Pictures do not belong in the copy; transcribe everything else in the records exactly.
** Start Exercise input **
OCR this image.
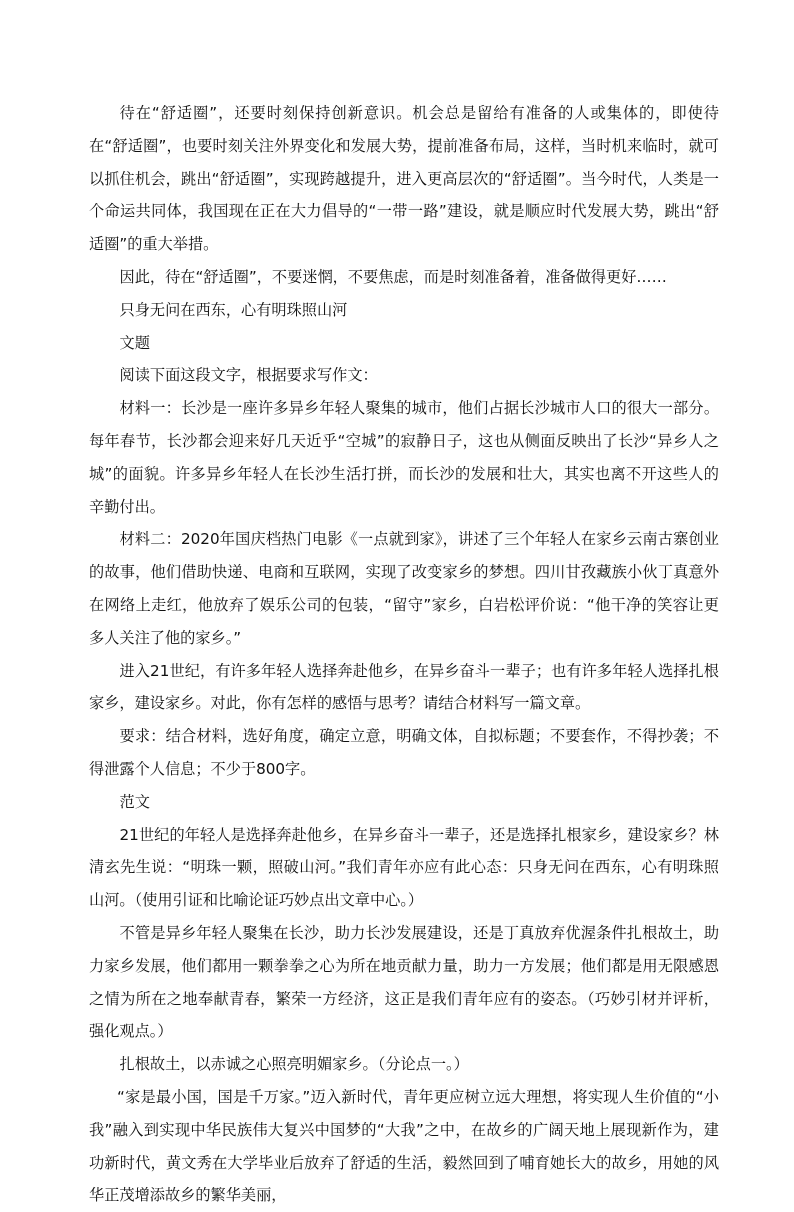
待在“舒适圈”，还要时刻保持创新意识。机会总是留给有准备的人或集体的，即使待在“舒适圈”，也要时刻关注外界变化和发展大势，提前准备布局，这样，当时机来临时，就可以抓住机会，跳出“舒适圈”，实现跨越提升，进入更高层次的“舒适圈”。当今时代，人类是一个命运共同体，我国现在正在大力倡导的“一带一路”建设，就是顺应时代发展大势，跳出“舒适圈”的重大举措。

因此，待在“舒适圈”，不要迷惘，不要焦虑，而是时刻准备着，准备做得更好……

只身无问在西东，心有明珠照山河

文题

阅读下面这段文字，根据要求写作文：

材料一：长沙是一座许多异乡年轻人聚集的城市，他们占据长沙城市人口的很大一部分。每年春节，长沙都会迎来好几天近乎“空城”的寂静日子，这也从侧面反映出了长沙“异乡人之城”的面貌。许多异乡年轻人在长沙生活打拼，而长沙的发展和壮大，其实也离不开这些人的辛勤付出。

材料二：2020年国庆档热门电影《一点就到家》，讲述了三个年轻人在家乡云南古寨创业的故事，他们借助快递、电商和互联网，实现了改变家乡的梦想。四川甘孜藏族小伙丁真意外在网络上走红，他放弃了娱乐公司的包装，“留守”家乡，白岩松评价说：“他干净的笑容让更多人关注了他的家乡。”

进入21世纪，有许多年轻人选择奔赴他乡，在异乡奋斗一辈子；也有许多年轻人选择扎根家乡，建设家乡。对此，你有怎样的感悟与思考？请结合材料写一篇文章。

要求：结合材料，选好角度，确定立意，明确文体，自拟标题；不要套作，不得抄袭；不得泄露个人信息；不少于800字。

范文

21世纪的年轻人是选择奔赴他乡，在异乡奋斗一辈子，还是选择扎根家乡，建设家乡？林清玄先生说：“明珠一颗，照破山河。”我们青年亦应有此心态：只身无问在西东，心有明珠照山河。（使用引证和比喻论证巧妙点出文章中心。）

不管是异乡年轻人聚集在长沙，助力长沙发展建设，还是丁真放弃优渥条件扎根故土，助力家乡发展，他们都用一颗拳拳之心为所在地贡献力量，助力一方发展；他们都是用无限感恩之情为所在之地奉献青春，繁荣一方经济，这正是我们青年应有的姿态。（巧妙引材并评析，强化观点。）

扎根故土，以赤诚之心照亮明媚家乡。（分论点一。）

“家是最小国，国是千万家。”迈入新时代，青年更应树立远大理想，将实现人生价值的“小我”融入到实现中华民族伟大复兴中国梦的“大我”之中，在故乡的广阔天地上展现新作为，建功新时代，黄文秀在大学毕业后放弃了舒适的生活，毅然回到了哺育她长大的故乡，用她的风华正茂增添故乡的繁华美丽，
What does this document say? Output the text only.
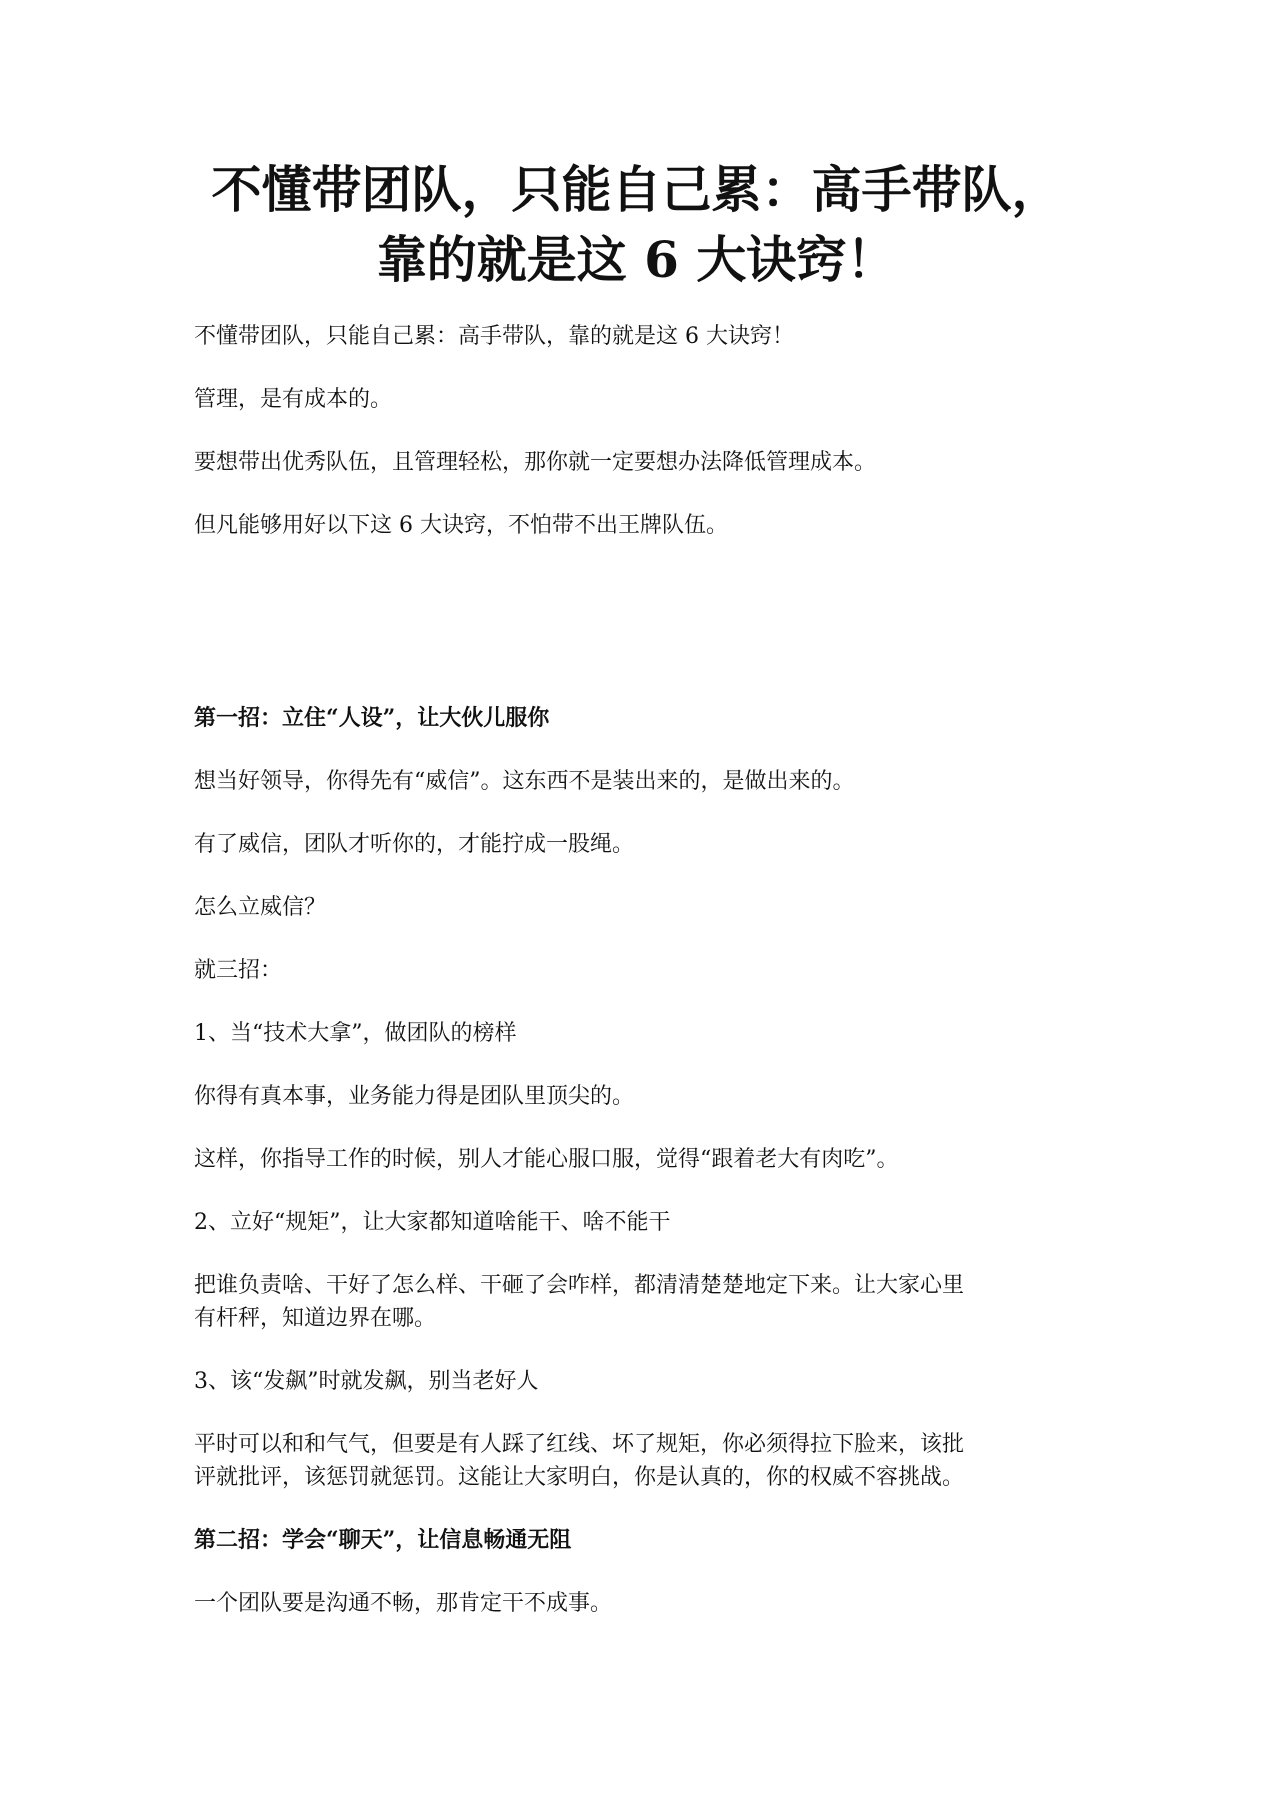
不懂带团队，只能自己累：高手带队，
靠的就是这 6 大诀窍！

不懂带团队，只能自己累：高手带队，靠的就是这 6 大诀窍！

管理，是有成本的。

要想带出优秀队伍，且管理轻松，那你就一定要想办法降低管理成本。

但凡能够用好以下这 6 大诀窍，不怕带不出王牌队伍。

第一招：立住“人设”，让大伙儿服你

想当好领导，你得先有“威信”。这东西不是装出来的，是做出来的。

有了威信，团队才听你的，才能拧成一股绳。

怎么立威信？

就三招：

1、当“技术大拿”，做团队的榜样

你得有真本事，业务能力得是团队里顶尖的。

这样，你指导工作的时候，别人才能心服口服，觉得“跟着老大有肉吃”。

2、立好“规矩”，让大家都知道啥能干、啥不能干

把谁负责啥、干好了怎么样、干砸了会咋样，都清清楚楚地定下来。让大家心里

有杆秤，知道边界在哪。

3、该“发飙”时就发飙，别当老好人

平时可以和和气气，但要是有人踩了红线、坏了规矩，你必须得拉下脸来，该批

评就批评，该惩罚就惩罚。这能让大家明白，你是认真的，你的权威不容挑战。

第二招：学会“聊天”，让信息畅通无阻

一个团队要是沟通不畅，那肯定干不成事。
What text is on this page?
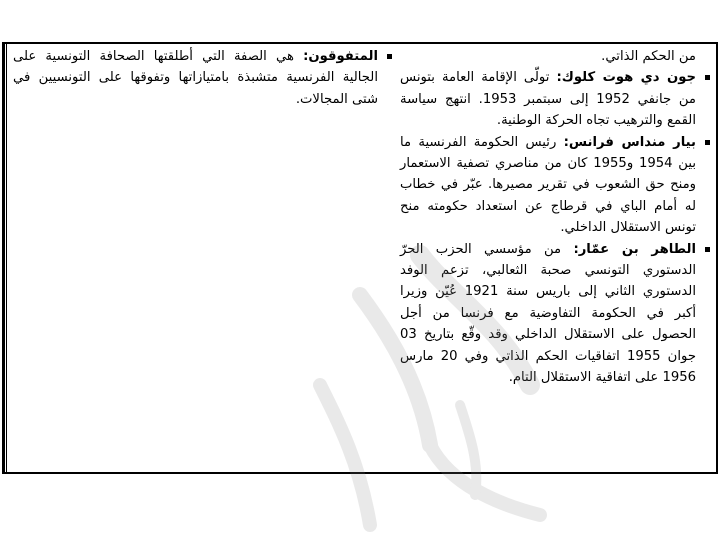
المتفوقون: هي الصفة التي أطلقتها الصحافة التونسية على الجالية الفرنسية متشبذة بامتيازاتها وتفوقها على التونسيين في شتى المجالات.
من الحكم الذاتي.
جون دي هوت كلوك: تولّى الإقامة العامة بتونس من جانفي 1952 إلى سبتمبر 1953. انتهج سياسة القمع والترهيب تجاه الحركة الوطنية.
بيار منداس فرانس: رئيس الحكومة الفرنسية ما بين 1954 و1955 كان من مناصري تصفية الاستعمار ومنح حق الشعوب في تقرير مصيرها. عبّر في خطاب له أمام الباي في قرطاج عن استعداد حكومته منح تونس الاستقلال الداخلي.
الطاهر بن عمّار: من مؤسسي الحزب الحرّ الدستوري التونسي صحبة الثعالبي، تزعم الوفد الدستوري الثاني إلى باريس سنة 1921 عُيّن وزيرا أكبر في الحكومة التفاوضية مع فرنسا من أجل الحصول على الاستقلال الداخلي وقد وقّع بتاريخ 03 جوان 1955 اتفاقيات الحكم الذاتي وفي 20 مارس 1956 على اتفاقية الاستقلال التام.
** End Exercise input **
Task solution:
OCR this image.
待在“舒适圈”，还要时刻保持创新意识。机会总是留给有准备的人或集体的，即使待在“舒适圈”，也要时刻关注外界变化和发展大势，提前准备布局，这样，当时机来临时，就可以抓住机会，跳出“舒适圈”，实现跨越提升，进入更高层次的“舒适圈”。当今时代，人类是一个命运共同体，我国现在正在大力倡导的“一带一路”建设，就是顺应时代发展大势，跳出“舒适圈”的重大举措。

因此，待在“舒适圈”，不要迷惘，不要焦虑，而是时刻准备着，准备做得更好……

只身无问在西东，心有明珠照山河

文题

阅读下面这段文字，根据要求写作文：

材料一：长沙是一座许多异乡年轻人聚集的城市，他们占据长沙城市人口的很大一部分。每年春节，长沙都会迎来好几天近乎“空城”的寂静日子，这也从侧面反映出了长沙“异乡人之城”的面貌。许多异乡年轻人在长沙生活打拼，而长沙的发展和壮大，其实也离不开这些人的辛勤付出。

材料二：2020年国庆档热门电影《一点就到家》，讲述了三个年轻人在家乡云南古寨创业的故事，他们借助快递、电商和互联网，实现了改变家乡的梦想。四川甘孜藏族小伙丁真意外在网络上走红，他放弃了娱乐公司的包装，“留守”家乡，白岩松评价说：“他干净的笑容让更多人关注了他的家乡。”

进入21世纪，有许多年轻人选择奔赴他乡，在异乡奋斗一辈子；也有许多年轻人选择扎根家乡，建设家乡。对此，你有怎样的感悟与思考？请结合材料写一篇文章。

要求：结合材料，选好角度，确定立意，明确文体，自拟标题；不要套作，不得抄袭；不得泄露个人信息；不少于800字。

范文

21世纪的年轻人是选择奔赴他乡，在异乡奋斗一辈子，还是选择扎根家乡，建设家乡？林清玄先生说：“明珠一颗，照破山河。”我们青年亦应有此心态：只身无问在西东，心有明珠照山河。（使用引证和比喻论证巧妙点出文章中心。）

不管是异乡年轻人聚集在长沙，助力长沙发展建设，还是丁真放弃优渥条件扎根故土，助力家乡发展，他们都用一颗拳拳之心为所在地贡献力量，助力一方发展；他们都是用无限感恩之情为所在之地奉献青春，繁荣一方经济，这正是我们青年应有的姿态。（巧妙引材并评析，强化观点。）

扎根故土，以赤诚之心照亮明媚家乡。（分论点一。）

“家是最小国，国是千万家。”迈入新时代，青年更应树立远大理想，将实现人生价值的“小我”融入到实现中华民族伟大复兴中国梦的“大我”之中，在故乡的广阔天地上展现新作为，建功新时代，黄文秀在大学毕业后放弃了舒适的生活，毅然回到了哺育她长大的故乡，用她的风华正茂增添故乡的繁华美丽，
What does this document say? Output the text only.
不懂带团队，只能自己累：高手带队，
靠的就是这 6 大诀窍！

不懂带团队，只能自己累：高手带队，靠的就是这 6 大诀窍！

管理，是有成本的。

要想带出优秀队伍，且管理轻松，那你就一定要想办法降低管理成本。

但凡能够用好以下这 6 大诀窍，不怕带不出王牌队伍。

第一招：立住“人设”，让大伙儿服你

想当好领导，你得先有“威信”。这东西不是装出来的，是做出来的。

有了威信，团队才听你的，才能拧成一股绳。

怎么立威信？

就三招：

1、当“技术大拿”，做团队的榜样

你得有真本事，业务能力得是团队里顶尖的。

这样，你指导工作的时候，别人才能心服口服，觉得“跟着老大有肉吃”。

2、立好“规矩”，让大家都知道啥能干、啥不能干

把谁负责啥、干好了怎么样、干砸了会咋样，都清清楚楚地定下来。让大家心里

有杆秤，知道边界在哪。

3、该“发飙”时就发飙，别当老好人

平时可以和和气气，但要是有人踩了红线、坏了规矩，你必须得拉下脸来，该批

评就批评，该惩罚就惩罚。这能让大家明白，你是认真的，你的权威不容挑战。

第二招：学会“聊天”，让信息畅通无阻

一个团队要是沟通不畅，那肯定干不成事。
What text is on this page?
المتفوقون: هي الصفة التي أطلقتها الصحافة التونسية على الجالية الفرنسية متشبذة بامتيازاتها وتفوقها على التونسيين في شتى المجالات.
من الحكم الذاتي.
جون دي هوت كلوك: تولّى الإقامة العامة بتونس من جانفي 1952 إلى سبتمبر 1953. انتهج سياسة القمع والترهيب تجاه الحركة الوطنية.
بيار منداس فرانس: رئيس الحكومة الفرنسية ما بين 1954 و1955 كان من مناصري تصفية الاستعمار ومنح حق الشعوب في تقرير مصيرها. عبّر في خطاب له أمام الباي في قرطاج عن استعداد حكومته منح تونس الاستقلال الداخلي.
الطاهر بن عمّار: من مؤسسي الحزب الحرّ الدستوري التونسي صحبة الثعالبي، تزعم الوفد الدستوري الثاني إلى باريس سنة 1921 عُيّن وزيرا أكبر في الحكومة التفاوضية مع فرنسا من أجل الحصول على الاستقلال الداخلي وقد وقّع بتاريخ 03 جوان 1955 اتفاقيات الحكم الذاتي وفي 20 مارس 1956 على اتفاقية الاستقلال التام.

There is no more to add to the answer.